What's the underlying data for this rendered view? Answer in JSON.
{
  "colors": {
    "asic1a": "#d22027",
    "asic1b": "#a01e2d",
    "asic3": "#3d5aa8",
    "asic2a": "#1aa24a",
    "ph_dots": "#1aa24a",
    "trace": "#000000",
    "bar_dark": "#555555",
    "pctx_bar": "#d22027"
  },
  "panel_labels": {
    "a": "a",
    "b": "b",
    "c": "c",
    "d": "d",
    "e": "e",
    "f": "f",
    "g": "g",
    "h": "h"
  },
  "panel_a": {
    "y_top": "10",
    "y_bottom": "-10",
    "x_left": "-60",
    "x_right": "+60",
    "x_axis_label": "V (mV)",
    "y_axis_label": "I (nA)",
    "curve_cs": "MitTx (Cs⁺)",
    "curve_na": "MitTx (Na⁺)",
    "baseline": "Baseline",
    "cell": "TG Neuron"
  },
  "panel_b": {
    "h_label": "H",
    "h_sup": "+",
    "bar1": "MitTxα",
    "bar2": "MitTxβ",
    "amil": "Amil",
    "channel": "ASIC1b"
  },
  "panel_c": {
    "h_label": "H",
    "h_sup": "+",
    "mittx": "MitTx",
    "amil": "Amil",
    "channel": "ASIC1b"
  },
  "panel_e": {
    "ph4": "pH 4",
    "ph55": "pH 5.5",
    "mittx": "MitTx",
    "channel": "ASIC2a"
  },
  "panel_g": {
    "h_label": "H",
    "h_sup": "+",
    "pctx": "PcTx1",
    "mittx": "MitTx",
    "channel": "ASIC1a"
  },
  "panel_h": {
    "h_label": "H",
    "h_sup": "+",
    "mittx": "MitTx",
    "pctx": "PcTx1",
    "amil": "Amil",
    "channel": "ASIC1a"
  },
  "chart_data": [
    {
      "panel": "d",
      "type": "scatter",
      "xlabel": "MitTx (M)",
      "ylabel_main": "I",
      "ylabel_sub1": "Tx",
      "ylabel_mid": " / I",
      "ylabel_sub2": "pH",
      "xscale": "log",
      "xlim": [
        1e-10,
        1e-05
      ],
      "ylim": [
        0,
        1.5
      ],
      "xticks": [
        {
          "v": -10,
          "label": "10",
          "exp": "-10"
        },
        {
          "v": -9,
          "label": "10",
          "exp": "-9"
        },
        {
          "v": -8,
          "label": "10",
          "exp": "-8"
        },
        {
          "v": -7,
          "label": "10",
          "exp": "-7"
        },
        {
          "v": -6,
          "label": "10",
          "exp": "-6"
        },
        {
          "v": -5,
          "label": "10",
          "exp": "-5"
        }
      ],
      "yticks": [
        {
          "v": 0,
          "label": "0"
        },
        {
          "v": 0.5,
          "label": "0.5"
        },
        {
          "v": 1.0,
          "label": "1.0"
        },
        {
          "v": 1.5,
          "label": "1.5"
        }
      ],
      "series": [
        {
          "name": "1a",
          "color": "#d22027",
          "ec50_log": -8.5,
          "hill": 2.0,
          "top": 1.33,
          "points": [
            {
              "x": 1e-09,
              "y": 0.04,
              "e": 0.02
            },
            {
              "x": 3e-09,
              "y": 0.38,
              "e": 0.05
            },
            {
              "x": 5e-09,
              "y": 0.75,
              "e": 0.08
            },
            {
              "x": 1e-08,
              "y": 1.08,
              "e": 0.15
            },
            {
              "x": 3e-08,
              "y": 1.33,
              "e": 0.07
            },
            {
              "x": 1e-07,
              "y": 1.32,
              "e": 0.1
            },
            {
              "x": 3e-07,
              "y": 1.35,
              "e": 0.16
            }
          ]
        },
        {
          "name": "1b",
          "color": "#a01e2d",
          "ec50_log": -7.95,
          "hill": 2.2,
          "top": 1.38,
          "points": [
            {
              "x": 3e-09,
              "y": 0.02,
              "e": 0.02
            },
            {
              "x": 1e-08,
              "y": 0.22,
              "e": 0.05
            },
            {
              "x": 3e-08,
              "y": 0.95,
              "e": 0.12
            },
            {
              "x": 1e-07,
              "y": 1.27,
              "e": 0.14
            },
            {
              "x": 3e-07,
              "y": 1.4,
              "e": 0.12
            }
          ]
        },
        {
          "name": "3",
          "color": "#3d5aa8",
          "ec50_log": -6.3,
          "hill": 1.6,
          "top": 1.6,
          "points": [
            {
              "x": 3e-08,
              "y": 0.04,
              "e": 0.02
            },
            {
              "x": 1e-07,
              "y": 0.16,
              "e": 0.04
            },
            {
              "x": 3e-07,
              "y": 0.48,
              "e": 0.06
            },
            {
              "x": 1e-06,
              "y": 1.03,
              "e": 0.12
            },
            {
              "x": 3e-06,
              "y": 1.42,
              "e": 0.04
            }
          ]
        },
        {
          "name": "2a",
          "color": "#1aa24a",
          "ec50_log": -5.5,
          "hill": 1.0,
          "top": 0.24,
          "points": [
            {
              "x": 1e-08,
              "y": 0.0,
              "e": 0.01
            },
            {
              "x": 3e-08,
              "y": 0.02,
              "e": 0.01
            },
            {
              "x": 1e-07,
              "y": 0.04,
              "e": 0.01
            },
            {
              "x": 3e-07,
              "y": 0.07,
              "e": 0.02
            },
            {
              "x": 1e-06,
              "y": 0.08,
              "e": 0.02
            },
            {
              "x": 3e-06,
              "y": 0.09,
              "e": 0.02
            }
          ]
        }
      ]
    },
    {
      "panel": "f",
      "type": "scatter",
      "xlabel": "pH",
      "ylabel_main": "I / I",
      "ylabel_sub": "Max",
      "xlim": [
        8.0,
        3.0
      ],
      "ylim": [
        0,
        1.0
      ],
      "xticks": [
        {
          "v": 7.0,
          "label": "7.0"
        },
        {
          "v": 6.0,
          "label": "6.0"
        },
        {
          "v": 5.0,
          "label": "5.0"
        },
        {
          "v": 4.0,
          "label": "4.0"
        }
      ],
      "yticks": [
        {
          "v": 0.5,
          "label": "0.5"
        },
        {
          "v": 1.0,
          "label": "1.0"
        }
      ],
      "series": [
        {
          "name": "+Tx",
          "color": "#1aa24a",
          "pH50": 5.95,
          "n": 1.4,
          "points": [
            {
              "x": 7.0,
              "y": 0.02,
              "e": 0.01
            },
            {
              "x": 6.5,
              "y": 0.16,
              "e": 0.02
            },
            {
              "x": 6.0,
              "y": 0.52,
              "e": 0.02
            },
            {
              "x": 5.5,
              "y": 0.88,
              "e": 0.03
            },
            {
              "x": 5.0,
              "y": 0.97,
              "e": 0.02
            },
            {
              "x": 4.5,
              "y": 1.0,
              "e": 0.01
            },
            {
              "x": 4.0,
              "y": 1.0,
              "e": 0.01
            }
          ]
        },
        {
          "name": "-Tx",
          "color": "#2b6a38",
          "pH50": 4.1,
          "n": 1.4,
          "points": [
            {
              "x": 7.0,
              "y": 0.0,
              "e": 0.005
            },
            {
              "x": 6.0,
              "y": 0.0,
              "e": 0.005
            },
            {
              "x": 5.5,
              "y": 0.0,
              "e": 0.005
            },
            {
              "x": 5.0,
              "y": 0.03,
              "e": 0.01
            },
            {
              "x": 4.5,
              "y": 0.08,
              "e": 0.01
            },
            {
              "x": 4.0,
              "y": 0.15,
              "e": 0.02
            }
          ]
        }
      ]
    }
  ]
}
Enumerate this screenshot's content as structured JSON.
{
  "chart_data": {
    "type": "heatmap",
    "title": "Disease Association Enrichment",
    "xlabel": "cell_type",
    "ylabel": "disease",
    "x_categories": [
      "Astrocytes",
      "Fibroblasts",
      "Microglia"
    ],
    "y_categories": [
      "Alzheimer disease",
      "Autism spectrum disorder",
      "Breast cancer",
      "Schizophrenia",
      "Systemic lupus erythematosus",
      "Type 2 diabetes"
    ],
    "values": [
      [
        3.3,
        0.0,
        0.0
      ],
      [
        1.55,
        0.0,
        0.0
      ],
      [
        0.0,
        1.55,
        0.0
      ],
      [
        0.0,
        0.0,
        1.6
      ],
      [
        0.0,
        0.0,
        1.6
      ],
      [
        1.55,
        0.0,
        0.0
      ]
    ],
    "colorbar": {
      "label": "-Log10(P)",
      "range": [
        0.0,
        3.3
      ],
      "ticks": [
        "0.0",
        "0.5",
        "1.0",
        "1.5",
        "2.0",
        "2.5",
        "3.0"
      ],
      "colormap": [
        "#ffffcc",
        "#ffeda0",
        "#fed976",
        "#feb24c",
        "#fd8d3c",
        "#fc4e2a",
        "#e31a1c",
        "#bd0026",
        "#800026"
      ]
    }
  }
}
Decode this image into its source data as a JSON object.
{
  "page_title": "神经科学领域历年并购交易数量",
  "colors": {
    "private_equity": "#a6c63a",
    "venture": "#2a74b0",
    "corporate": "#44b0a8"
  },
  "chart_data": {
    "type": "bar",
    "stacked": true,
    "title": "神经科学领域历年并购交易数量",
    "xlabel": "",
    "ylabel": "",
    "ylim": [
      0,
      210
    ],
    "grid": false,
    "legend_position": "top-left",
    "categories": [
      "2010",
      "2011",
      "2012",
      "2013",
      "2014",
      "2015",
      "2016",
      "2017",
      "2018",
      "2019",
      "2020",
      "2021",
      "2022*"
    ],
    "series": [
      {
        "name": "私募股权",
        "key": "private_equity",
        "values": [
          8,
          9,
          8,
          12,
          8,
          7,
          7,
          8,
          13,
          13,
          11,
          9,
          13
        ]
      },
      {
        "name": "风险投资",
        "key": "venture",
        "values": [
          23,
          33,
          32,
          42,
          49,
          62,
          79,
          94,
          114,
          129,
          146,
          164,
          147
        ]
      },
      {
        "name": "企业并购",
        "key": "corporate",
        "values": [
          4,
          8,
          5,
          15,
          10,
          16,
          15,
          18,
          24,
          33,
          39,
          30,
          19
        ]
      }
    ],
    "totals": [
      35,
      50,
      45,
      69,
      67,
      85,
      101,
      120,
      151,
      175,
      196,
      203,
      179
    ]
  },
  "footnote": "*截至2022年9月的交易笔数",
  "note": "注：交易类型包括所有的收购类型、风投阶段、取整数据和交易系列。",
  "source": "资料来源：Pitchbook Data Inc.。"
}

• [EXERCISE] In the material above, how many lines hold the word "JSON"? Say only the number.

• [FULL OUTPUT] 3